Write the data out again in full, with no departure from the original.

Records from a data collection
== == ==
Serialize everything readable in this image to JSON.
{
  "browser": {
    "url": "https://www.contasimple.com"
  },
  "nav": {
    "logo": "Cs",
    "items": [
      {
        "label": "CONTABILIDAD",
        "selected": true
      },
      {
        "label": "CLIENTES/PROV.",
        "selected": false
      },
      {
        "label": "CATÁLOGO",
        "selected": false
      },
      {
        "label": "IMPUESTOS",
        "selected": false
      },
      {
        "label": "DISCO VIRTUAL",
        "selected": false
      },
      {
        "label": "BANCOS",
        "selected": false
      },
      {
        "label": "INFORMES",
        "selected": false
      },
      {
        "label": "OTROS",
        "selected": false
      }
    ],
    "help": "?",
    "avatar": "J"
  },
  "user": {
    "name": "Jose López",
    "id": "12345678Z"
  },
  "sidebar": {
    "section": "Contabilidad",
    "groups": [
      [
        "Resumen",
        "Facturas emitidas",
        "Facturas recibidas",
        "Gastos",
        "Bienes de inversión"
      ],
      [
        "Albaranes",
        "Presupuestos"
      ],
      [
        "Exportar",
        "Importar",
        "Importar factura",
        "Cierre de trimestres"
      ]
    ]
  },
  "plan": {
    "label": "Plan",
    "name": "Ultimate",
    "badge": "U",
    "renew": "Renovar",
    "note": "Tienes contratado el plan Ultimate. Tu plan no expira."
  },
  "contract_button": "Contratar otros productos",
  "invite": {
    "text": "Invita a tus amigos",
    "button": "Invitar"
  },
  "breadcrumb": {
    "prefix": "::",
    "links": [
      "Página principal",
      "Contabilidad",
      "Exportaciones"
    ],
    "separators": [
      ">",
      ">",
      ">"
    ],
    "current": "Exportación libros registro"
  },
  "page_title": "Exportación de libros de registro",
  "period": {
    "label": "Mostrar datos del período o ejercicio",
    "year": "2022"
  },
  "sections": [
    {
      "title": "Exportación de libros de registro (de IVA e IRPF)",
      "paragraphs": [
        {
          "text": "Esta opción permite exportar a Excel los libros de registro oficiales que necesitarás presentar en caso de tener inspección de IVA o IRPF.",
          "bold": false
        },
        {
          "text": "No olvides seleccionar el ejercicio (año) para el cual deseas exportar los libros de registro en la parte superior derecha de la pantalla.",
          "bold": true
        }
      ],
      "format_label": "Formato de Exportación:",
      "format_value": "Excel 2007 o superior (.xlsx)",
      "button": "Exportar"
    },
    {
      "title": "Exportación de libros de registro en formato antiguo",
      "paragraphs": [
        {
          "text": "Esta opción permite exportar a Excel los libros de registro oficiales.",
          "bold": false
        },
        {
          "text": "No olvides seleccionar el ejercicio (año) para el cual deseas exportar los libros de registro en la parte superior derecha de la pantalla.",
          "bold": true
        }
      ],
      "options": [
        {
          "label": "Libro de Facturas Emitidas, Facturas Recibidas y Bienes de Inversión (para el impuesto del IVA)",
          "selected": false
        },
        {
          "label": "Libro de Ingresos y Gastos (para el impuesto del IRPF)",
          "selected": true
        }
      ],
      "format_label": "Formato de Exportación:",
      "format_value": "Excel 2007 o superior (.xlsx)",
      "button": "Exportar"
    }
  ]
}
== == ==
# Written solution
Serialize everything readable in this image to JSON.
{
  "browser": {
    "url": "https://www.contasimple.com"
  },
  "nav": {
    "logo": "Cs",
    "items": [
      {
        "label": "CONTABILIDAD",
        "selected": true
      },
      {
        "label": "CLIENTES/PROV.",
        "selected": false
      },
      {
        "label": "CATÁLOGO",
        "selected": false
      },
      {
        "label": "IMPUESTOS",
        "selected": false
      },
      {
        "label": "DISCO VIRTUAL",
        "selected": false
      },
      {
        "label": "BANCOS",
        "selected": false
      },
      {
        "label": "INFORMES",
        "selected": false
      },
      {
        "label": "OTROS",
        "selected": false
      }
    ],
    "help": "?",
    "avatar": "J"
  },
  "user": {
    "name": "Jose López",
    "id": "12345678Z"
  },
  "sidebar": {
    "section": "Contabilidad",
    "groups": [
      [
        "Resumen",
        "Facturas emitidas",
        "Facturas recibidas",
        "Gastos",
        "Bienes de inversión"
      ],
      [
        "Albaranes",
        "Presupuestos"
      ],
      [
        "Exportar",
        "Importar",
        "Importar factura",
        "Cierre de trimestres"
      ]
    ]
  },
  "plan": {
    "label": "Plan",
    "name": "Ultimate",
    "badge": "U",
    "renew": "Renovar",
    "note": "Tienes contratado el plan Ultimate. Tu plan no expira."
  },
  "contract_button": "Contratar otros productos",
  "invite": {
    "text": "Invita a tus amigos",
    "button": "Invitar"
  },
  "breadcrumb": {
    "prefix": "::",
    "links": [
      "Página principal",
      "Contabilidad",
      "Exportaciones"
    ],
    "separators": [
      ">",
      ">",
      ">"
    ],
    "current": "Exportación libros registro"
  },
  "page_title": "Exportación de libros de registro",
  "period": {
    "label": "Mostrar datos del período o ejercicio",
    "year": "2022"
  },
  "sections": [
    {
      "title": "Exportación de libros de registro (de IVA e IRPF)",
      "paragraphs": [
        {
          "text": "Esta opción permite exportar a Excel los libros de registro oficiales que necesitarás presentar en caso de tener inspección de IVA o IRPF.",
          "bold": false
        },
        {
          "text": "No olvides seleccionar el ejercicio (año) para el cual deseas exportar los libros de registro en la parte superior derecha de la pantalla.",
          "bold": true
        }
      ],
      "format_label": "Formato de Exportación:",
      "format_value": "Excel 2007 o superior (.xlsx)",
      "button": "Exportar"
    },
    {
      "title": "Exportación de libros de registro en formato antiguo",
      "paragraphs": [
        {
          "text": "Esta opción permite exportar a Excel los libros de registro oficiales.",
          "bold": false
        },
        {
          "text": "No olvides seleccionar el ejercicio (año) para el cual deseas exportar los libros de registro en la parte superior derecha de la pantalla.",
          "bold": true
        }
      ],
      "options": [
        {
          "label": "Libro de Facturas Emitidas, Facturas Recibidas y Bienes de Inversión (para el impuesto del IVA)",
          "selected": false
        },
        {
          "label": "Libro de Ingresos y Gastos (para el impuesto del IRPF)",
          "selected": true
        }
      ],
      "format_label": "Formato de Exportación:",
      "format_value": "Excel 2007 o superior (.xlsx)",
      "button": "Exportar"
    }
  ]
}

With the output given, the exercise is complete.